[Data extracted from a collection]
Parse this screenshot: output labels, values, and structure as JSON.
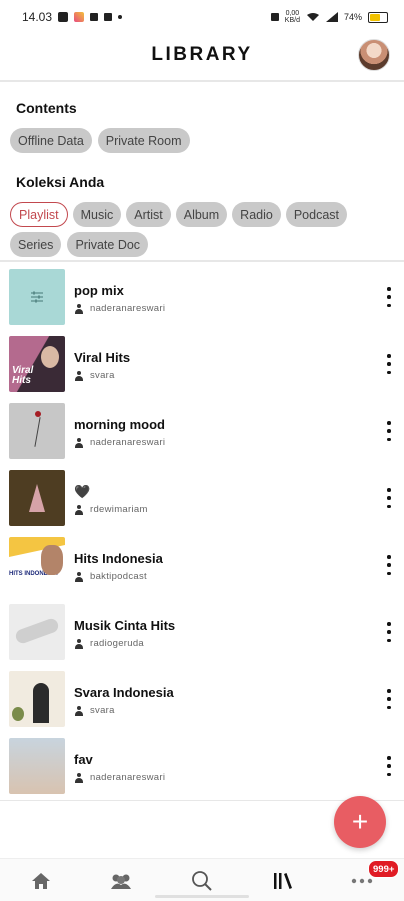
{
  "status_bar": {
    "time": "14.03",
    "speed": "0,00\nKB/d",
    "battery_pct": "74%",
    "battery_level": 0.74
  },
  "header": {
    "title": "LIBRARY"
  },
  "contents": {
    "label": "Contents",
    "chips": [
      "Offline Data",
      "Private Room"
    ]
  },
  "koleksi": {
    "label": "Koleksi Anda",
    "chips_row1": [
      "Playlist",
      "Music",
      "Artist",
      "Album",
      "Radio",
      "Podcast"
    ],
    "chips_row2": [
      "Series",
      "Private Doc"
    ],
    "active": "Playlist"
  },
  "playlists": [
    {
      "title": "pop mix",
      "owner": "naderanareswari"
    },
    {
      "title": "Viral Hits",
      "owner": "svara"
    },
    {
      "title": "morning mood",
      "owner": "naderanareswari"
    },
    {
      "title": "🖤",
      "owner": "rdewimariam"
    },
    {
      "title": "Hits Indonesia",
      "owner": "baktipodcast"
    },
    {
      "title": "Musik Cinta Hits",
      "owner": "radiogeruda"
    },
    {
      "title": "Svara Indonesia",
      "owner": "svara"
    },
    {
      "title": "fav",
      "owner": "naderanareswari"
    }
  ],
  "thumbs": {
    "pop_mix_text": "",
    "viral_hits_text": "Viral Hits",
    "hits_indonesia_text": "HITS INDONESIA"
  },
  "fab": {
    "symbol": "+"
  },
  "bottom_nav": {
    "items": [
      "home-icon",
      "community-icon",
      "search-icon",
      "library-icon",
      "more-icon"
    ],
    "badge": "999+"
  },
  "colors": {
    "accent": "#e85d63",
    "active_chip": "#c2484e",
    "chip_bg": "#c9c9c9"
  }
}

| What the task asks |
For each line of the data that has the word "icon", report that line.

| Result of the task |
      "home-icon",
      "community-icon",
      "search-icon",
      "library-icon",
      "more-icon"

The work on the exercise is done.